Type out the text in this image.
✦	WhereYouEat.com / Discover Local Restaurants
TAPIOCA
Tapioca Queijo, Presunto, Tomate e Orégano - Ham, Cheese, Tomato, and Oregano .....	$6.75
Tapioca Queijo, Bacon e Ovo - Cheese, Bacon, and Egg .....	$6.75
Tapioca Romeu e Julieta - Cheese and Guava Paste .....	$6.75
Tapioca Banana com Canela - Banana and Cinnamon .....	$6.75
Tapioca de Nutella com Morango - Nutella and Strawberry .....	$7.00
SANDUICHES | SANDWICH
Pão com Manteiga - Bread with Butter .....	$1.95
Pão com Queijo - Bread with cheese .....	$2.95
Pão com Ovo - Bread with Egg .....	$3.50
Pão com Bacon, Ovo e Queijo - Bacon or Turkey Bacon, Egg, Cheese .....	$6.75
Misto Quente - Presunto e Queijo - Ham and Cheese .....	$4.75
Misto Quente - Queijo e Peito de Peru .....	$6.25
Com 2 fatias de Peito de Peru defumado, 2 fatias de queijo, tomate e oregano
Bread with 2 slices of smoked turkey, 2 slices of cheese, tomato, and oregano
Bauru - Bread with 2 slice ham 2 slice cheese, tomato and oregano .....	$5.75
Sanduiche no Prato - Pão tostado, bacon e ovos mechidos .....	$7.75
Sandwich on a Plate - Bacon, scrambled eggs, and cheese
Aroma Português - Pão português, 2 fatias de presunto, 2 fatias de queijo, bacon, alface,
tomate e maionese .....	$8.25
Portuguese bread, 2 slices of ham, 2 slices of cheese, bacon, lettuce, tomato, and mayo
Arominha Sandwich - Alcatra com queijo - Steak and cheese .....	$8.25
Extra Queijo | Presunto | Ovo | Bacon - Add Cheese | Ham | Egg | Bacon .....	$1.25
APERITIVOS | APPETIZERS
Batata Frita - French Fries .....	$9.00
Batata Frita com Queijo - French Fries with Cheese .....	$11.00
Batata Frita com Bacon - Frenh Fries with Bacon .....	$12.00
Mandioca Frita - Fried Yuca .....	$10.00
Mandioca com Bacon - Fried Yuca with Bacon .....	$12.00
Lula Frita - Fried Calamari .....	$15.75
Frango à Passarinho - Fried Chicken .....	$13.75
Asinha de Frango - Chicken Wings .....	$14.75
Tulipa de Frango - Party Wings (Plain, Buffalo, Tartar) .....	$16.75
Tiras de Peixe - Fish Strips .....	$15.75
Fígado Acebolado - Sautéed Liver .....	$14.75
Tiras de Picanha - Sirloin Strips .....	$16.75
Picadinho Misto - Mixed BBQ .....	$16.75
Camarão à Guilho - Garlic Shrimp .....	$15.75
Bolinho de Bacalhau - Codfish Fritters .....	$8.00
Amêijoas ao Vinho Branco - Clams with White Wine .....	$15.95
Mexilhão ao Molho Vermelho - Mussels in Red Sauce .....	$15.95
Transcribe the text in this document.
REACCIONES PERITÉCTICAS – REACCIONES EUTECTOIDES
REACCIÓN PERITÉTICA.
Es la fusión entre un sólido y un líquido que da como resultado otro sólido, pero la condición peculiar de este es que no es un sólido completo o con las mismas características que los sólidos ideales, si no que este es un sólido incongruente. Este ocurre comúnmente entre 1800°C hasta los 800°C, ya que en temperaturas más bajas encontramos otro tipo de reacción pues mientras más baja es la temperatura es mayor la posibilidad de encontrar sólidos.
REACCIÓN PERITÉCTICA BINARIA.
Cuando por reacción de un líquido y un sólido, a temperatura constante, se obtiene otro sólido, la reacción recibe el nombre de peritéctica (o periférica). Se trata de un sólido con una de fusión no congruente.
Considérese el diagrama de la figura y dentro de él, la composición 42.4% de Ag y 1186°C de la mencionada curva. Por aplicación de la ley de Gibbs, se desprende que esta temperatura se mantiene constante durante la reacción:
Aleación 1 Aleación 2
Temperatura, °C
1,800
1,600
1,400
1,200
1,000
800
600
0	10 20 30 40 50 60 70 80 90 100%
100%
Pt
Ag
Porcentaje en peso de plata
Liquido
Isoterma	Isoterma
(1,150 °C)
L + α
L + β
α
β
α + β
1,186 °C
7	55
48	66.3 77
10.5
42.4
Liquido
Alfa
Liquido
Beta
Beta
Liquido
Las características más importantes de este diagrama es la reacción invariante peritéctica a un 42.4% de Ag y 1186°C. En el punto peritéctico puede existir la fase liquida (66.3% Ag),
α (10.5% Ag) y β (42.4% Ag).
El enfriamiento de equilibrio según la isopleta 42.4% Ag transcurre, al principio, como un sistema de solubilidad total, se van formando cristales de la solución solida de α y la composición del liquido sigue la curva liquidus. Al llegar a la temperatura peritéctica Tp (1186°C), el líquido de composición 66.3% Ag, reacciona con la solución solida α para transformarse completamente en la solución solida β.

SHORT TASK:
Write out the full listing exactly as given.

OUTPUT BELOW:
Type out the text in this image.
✦	WhereYouEat.com / Discover Local Restaurants
TAPIOCA
Tapioca Queijo, Presunto, Tomate e Orégano - Ham, Cheese, Tomato, and Oregano .....	$6.75
Tapioca Queijo, Bacon e Ovo - Cheese, Bacon, and Egg .....	$6.75
Tapioca Romeu e Julieta - Cheese and Guava Paste .....	$6.75
Tapioca Banana com Canela - Banana and Cinnamon .....	$6.75
Tapioca de Nutella com Morango - Nutella and Strawberry .....	$7.00
SANDUICHES | SANDWICH
Pão com Manteiga - Bread with Butter .....	$1.95
Pão com Queijo - Bread with cheese .....	$2.95
Pão com Ovo - Bread with Egg .....	$3.50
Pão com Bacon, Ovo e Queijo - Bacon or Turkey Bacon, Egg, Cheese .....	$6.75
Misto Quente - Presunto e Queijo - Ham and Cheese .....	$4.75
Misto Quente - Queijo e Peito de Peru .....	$6.25
Com 2 fatias de Peito de Peru defumado, 2 fatias de queijo, tomate e oregano
Bread with 2 slices of smoked turkey, 2 slices of cheese, tomato, and oregano
Bauru - Bread with 2 slice ham 2 slice cheese, tomato and oregano .....	$5.75
Sanduiche no Prato - Pão tostado, bacon e ovos mechidos .....	$7.75
Sandwich on a Plate - Bacon, scrambled eggs, and cheese
Aroma Português - Pão português, 2 fatias de presunto, 2 fatias de queijo, bacon, alface,
tomate e maionese .....	$8.25
Portuguese bread, 2 slices of ham, 2 slices of cheese, bacon, lettuce, tomato, and mayo
Arominha Sandwich - Alcatra com queijo - Steak and cheese .....	$8.25
Extra Queijo | Presunto | Ovo | Bacon - Add Cheese | Ham | Egg | Bacon .....	$1.25
APERITIVOS | APPETIZERS
Batata Frita - French Fries .....	$9.00
Batata Frita com Queijo - French Fries with Cheese .....	$11.00
Batata Frita com Bacon - Frenh Fries with Bacon .....	$12.00
Mandioca Frita - Fried Yuca .....	$10.00
Mandioca com Bacon - Fried Yuca with Bacon .....	$12.00
Lula Frita - Fried Calamari .....	$15.75
Frango à Passarinho - Fried Chicken .....	$13.75
Asinha de Frango - Chicken Wings .....	$14.75
Tulipa de Frango - Party Wings (Plain, Buffalo, Tartar) .....	$16.75
Tiras de Peixe - Fish Strips .....	$15.75
Fígado Acebolado - Sautéed Liver .....	$14.75
Tiras de Picanha - Sirloin Strips .....	$16.75
Picadinho Misto - Mixed BBQ .....	$16.75
Camarão à Guilho - Garlic Shrimp .....	$15.75
Bolinho de Bacalhau - Codfish Fritters .....	$8.00
Amêijoas ao Vinho Branco - Clams with White Wine .....	$15.95
Mexilhão ao Molho Vermelho - Mussels in Red Sauce .....	$15.95
Transcribe the text in this document.
REACCIONES PERITÉCTICAS – REACCIONES EUTECTOIDES
REACCIÓN PERITÉTICA.
Es la fusión entre un sólido y un líquido que da como resultado otro sólido, pero la condición peculiar de este es que no es un sólido completo o con las mismas características que los sólidos ideales, si no que este es un sólido incongruente. Este ocurre comúnmente entre 1800°C hasta los 800°C, ya que en temperaturas más bajas encontramos otro tipo de reacción pues mientras más baja es la temperatura es mayor la posibilidad de encontrar sólidos.
REACCIÓN PERITÉCTICA BINARIA.
Cuando por reacción de un líquido y un sólido, a temperatura constante, se obtiene otro sólido, la reacción recibe el nombre de peritéctica (o periférica). Se trata de un sólido con una de fusión no congruente.
Considérese el diagrama de la figura y dentro de él, la composición 42.4% de Ag y 1186°C de la mencionada curva. Por aplicación de la ley de Gibbs, se desprende que esta temperatura se mantiene constante durante la reacción:
Aleación 1 Aleación 2
Temperatura, °C
1,800
1,600
1,400
1,200
1,000
800
600
0	10 20 30 40 50 60 70 80 90 100%
100%
Pt
Ag
Porcentaje en peso de plata
Liquido
Isoterma	Isoterma
(1,150 °C)
L + α
L + β
α
β
α + β
1,186 °C
7	55
48	66.3 77
10.5
42.4
Liquido
Alfa
Liquido
Beta
Beta
Liquido
Las características más importantes de este diagrama es la reacción invariante peritéctica a un 42.4% de Ag y 1186°C. En el punto peritéctico puede existir la fase liquida (66.3% Ag),
α (10.5% Ag) y β (42.4% Ag).
El enfriamiento de equilibrio según la isopleta 42.4% Ag transcurre, al principio, como un sistema de solubilidad total, se van formando cristales de la solución solida de α y la composición del liquido sigue la curva liquidus. Al llegar a la temperatura peritéctica Tp (1186°C), el líquido de composición 66.3% Ag, reacciona con la solución solida α para transformarse completamente en la solución solida β.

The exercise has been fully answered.